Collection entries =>
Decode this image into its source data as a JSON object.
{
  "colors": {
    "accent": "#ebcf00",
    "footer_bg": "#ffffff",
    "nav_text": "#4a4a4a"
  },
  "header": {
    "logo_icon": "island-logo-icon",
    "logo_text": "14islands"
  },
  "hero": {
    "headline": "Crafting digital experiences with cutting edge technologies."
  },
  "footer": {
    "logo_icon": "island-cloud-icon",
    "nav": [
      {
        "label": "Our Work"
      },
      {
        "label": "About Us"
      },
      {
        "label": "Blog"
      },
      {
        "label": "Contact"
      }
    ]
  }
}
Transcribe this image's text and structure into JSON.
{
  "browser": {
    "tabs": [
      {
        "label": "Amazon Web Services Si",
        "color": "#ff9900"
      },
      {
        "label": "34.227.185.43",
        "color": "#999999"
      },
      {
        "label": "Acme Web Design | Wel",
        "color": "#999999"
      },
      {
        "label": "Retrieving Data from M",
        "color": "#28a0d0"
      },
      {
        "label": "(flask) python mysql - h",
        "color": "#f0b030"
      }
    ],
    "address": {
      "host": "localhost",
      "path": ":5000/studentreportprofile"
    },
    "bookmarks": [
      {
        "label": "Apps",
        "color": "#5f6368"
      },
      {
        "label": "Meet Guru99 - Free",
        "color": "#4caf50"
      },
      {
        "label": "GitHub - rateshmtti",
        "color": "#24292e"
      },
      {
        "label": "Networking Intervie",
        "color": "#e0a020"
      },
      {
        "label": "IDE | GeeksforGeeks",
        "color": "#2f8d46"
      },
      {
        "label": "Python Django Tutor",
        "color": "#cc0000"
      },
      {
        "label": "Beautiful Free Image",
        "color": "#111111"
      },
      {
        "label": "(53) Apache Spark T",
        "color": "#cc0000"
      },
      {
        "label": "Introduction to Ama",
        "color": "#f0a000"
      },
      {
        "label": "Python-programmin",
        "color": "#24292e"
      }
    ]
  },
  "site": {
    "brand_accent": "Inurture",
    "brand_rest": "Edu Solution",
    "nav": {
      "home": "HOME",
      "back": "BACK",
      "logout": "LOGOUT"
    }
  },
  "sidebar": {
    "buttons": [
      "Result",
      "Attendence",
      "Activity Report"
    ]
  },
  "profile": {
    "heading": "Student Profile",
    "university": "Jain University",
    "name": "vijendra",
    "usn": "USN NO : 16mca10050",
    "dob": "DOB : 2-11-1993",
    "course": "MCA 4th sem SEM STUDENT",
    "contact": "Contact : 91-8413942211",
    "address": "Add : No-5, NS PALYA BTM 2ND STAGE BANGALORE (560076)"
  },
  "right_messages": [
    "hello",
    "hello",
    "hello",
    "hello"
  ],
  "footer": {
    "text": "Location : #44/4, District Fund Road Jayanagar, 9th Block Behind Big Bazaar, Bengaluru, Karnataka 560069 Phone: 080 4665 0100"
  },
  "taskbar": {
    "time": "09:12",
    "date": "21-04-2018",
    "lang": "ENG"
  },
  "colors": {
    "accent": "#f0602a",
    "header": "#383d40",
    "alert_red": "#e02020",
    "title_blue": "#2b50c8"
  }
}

Problem details =>
Send back all of the entries exactly, with nothing missing.

Task solution =>
Decode this image into its source data as a JSON object.
{
  "colors": {
    "accent": "#ebcf00",
    "footer_bg": "#ffffff",
    "nav_text": "#4a4a4a"
  },
  "header": {
    "logo_icon": "island-logo-icon",
    "logo_text": "14islands"
  },
  "hero": {
    "headline": "Crafting digital experiences with cutting edge technologies."
  },
  "footer": {
    "logo_icon": "island-cloud-icon",
    "nav": [
      {
        "label": "Our Work"
      },
      {
        "label": "About Us"
      },
      {
        "label": "Blog"
      },
      {
        "label": "Contact"
      }
    ]
  }
}
Transcribe this image's text and structure into JSON.
{
  "browser": {
    "tabs": [
      {
        "label": "Amazon Web Services Si",
        "color": "#ff9900"
      },
      {
        "label": "34.227.185.43",
        "color": "#999999"
      },
      {
        "label": "Acme Web Design | Wel",
        "color": "#999999"
      },
      {
        "label": "Retrieving Data from M",
        "color": "#28a0d0"
      },
      {
        "label": "(flask) python mysql - h",
        "color": "#f0b030"
      }
    ],
    "address": {
      "host": "localhost",
      "path": ":5000/studentreportprofile"
    },
    "bookmarks": [
      {
        "label": "Apps",
        "color": "#5f6368"
      },
      {
        "label": "Meet Guru99 - Free",
        "color": "#4caf50"
      },
      {
        "label": "GitHub - rateshmtti",
        "color": "#24292e"
      },
      {
        "label": "Networking Intervie",
        "color": "#e0a020"
      },
      {
        "label": "IDE | GeeksforGeeks",
        "color": "#2f8d46"
      },
      {
        "label": "Python Django Tutor",
        "color": "#cc0000"
      },
      {
        "label": "Beautiful Free Image",
        "color": "#111111"
      },
      {
        "label": "(53) Apache Spark T",
        "color": "#cc0000"
      },
      {
        "label": "Introduction to Ama",
        "color": "#f0a000"
      },
      {
        "label": "Python-programmin",
        "color": "#24292e"
      }
    ]
  },
  "site": {
    "brand_accent": "Inurture",
    "brand_rest": "Edu Solution",
    "nav": {
      "home": "HOME",
      "back": "BACK",
      "logout": "LOGOUT"
    }
  },
  "sidebar": {
    "buttons": [
      "Result",
      "Attendence",
      "Activity Report"
    ]
  },
  "profile": {
    "heading": "Student Profile",
    "university": "Jain University",
    "name": "vijendra",
    "usn": "USN NO : 16mca10050",
    "dob": "DOB : 2-11-1993",
    "course": "MCA 4th sem SEM STUDENT",
    "contact": "Contact : 91-8413942211",
    "address": "Add : No-5, NS PALYA BTM 2ND STAGE BANGALORE (560076)"
  },
  "right_messages": [
    "hello",
    "hello",
    "hello",
    "hello"
  ],
  "footer": {
    "text": "Location : #44/4, District Fund Road Jayanagar, 9th Block Behind Big Bazaar, Bengaluru, Karnataka 560069 Phone: 080 4665 0100"
  },
  "taskbar": {
    "time": "09:12",
    "date": "21-04-2018",
    "lang": "ENG"
  },
  "colors": {
    "accent": "#f0602a",
    "header": "#383d40",
    "alert_red": "#e02020",
    "title_blue": "#2b50c8"
  }
}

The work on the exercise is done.